DATA PROVIDED:
_ _ _ _ _

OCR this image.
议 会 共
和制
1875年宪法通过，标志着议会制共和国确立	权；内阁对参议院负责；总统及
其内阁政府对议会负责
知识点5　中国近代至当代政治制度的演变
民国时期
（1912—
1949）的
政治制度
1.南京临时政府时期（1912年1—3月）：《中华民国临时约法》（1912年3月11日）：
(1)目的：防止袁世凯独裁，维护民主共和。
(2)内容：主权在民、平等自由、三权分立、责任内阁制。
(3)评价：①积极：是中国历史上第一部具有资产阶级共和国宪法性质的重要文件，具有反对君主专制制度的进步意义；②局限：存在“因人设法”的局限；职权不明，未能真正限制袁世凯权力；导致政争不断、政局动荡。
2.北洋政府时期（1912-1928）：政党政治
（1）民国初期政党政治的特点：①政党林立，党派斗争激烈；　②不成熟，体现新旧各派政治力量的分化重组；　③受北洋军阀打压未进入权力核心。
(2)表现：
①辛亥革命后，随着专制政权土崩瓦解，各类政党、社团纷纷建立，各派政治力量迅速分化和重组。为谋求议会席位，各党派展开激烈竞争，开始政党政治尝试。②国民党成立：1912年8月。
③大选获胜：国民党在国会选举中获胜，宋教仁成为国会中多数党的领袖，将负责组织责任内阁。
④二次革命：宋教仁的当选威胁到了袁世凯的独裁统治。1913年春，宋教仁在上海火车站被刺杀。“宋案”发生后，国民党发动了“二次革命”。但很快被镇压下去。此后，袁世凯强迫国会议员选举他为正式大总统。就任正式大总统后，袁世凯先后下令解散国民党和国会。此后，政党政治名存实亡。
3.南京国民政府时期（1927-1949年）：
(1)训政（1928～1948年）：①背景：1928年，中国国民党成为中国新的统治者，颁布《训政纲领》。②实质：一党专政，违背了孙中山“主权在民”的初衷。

_ _ _ _ _

GIVEN REQUEST: For the entries above, count the lines that contain the string "主权在民", and state that number without further comment.

RESULT OF THIS TASK: 2